### Work instructions
1. Do these statements agree with the Citizen Bullhead forum thread? Answer yes or no for each, quoting the deciding words of the thread. (a) Silver Hawk says the name "Bullhead" points to pushers and crown at the top of the watch. (b) The first link fish72 posted worked. (c) Silver Hawk calls the Citizen and Seiko versions from the 1980s probably the best examples.
2. Continue the Citizen Bullhead forum thread from its final line.

### Source text
=-=-=-=-=
# Citizen Bullhead



## fish72 (Dec 13, 2007)

Just searched Ebay for ANOTHER watch (Just recieve my Seiko Tuna black knight yesterday), And stumbled upon this funny named BULLHEAD watch :

http://cgi.ebay.com/RARE-CITIZEN-BULLHEAD-...1QQcmdZViewItem

They gave him the PERFECT name.....


----------



## fish72 (Dec 13, 2007)

I am very sorry. I am new here and it seems that the link in my post does not work although I copied and pasted it a few times.

Please delete the post if possible or help me fix the link.

Thank you


----------



## Toshi (Aug 31, 2007)

Here's the link for you, and welcome to the forum! :

Citizen Bullhead

Rich


----------



## fish72 (Dec 13, 2007)

Thanks Rich for the Help and Blessings


----------



## Silver Hawk (Dec 2, 2003)

"Bullhead" is a well known style of watch....indicating pushers and crown at the top of the watch.

The Citizen and Seiko versions from the 1970's are probably the best examples:


----------



## fish72 (Dec 13, 2007)

Wow....What a class of watches....

Didn't knew about the copycat of these watches...

I wonder who made the first of these watches...I bet it was made by some other firm a long long time ago and then citizen or seiko copied the idea....

After posting this message, Found out this :

http://chuckmaddoxwatch.blogspot.com/2004/...-chrono-in.html

So I can say IT'S ALIVE !!!


----------



## strange_too (Feb 19, 2007)
=-=-=-=-=
### Supplied entries
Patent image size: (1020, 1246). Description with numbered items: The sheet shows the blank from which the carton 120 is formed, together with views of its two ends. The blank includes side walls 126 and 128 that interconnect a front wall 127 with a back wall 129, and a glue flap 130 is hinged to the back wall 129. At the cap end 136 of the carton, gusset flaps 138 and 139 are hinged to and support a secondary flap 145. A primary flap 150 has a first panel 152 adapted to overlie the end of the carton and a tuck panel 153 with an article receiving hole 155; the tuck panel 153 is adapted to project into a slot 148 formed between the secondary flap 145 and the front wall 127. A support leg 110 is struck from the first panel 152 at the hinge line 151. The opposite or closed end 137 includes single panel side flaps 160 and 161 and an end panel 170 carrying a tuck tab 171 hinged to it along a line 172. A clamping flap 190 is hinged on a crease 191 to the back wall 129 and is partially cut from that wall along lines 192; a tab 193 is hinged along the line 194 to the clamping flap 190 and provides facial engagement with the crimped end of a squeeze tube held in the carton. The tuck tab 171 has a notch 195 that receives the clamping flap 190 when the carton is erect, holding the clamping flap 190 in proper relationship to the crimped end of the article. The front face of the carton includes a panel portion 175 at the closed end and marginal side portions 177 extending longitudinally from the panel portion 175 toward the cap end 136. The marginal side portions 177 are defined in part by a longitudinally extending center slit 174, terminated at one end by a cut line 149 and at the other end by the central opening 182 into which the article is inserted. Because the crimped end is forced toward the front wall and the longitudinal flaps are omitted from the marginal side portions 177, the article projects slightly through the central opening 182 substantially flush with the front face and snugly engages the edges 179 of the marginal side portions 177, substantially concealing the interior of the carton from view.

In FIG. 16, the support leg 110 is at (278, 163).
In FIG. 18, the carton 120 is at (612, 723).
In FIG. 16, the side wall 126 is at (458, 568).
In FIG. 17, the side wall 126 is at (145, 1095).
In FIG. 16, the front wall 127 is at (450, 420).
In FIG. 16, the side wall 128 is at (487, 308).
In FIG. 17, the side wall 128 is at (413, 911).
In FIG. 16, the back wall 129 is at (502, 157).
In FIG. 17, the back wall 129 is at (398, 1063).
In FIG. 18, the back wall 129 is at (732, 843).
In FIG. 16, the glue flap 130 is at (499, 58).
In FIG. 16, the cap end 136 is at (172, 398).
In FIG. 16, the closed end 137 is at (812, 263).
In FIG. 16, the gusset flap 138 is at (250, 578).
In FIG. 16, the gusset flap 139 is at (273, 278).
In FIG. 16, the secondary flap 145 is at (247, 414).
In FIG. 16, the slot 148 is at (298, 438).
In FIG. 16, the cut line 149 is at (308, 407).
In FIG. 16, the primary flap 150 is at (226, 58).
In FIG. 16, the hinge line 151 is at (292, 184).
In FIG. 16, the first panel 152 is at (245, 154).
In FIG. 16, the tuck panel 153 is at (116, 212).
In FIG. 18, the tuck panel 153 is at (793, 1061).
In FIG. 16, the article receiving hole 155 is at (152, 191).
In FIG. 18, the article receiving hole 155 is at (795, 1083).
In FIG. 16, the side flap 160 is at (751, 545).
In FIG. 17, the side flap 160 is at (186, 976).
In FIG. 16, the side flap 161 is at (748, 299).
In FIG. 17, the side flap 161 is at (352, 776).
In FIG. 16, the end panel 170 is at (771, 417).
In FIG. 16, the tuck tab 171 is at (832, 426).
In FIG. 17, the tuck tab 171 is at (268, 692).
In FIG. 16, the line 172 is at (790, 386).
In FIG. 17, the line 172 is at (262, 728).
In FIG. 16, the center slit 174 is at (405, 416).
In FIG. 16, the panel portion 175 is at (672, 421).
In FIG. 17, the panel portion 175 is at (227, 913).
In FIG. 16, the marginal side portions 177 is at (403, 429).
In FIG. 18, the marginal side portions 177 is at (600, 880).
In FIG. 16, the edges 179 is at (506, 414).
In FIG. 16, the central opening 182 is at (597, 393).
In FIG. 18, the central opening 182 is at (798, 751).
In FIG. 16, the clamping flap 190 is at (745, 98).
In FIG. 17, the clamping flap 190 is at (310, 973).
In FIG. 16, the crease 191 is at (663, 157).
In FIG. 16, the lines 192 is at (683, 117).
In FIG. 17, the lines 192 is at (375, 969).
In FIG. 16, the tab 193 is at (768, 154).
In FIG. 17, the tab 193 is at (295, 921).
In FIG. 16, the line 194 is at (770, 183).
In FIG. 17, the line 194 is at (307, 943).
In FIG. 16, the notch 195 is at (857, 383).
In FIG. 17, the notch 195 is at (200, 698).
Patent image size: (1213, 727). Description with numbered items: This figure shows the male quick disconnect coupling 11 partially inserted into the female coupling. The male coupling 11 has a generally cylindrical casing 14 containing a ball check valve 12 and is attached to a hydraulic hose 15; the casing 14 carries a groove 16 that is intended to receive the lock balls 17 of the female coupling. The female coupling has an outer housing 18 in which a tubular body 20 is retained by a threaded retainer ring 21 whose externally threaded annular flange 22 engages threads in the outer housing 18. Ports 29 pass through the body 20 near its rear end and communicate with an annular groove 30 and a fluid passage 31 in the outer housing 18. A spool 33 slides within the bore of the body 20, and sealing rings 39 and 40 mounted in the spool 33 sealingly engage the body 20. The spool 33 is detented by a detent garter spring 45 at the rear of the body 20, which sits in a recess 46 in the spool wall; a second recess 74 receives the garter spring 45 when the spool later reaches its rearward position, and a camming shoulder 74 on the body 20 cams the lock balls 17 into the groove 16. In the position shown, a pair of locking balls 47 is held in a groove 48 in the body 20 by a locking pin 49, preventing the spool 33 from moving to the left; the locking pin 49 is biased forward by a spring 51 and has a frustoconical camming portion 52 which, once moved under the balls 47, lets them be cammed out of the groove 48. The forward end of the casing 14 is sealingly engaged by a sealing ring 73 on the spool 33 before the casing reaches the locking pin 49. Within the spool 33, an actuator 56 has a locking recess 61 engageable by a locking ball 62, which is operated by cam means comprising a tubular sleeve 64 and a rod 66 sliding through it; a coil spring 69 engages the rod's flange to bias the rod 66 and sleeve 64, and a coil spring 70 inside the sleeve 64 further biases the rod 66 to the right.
=-=-=-=-=
### Answers to the exercises
1.
(a) Yes: "indicating pushers and crown at the top of the watch."
(b) No: "the link in my post does not work although I copied and pasted it a few times."
(c) No: "The Citizen and Seiko versions from the 1970's are probably the best examples"

2.
I've always like a Bullhead and I can find one of these the future I would be happy










Welcome to







Fish and enjoy your stay.


----------



## fish72 (Dec 13, 2007)

Wow...What a BEAUTIFUL Omega Bullhead. I imagine myself what it takes to consider building a specific factory line to create this strange watches. On one side large companies has the resources to do that, But on the other side they are driven to markets that are more frofitable, And there is a risk...maybe it's a minor risk to them....

Another thing is that I see these Diesel watches for the past few years, And they have some strange models that I guess have their own assembly lines, But their mechanism is cheap. So I guess building an Omega Bullhead is a far more complicated desicsion than a Diesel one....


----------



## johnbaz (Jan 30, 2005)

hello fish

here's one of mine, carronade in very similar format to the omega, inside is a valjeoux 7734 (i think







)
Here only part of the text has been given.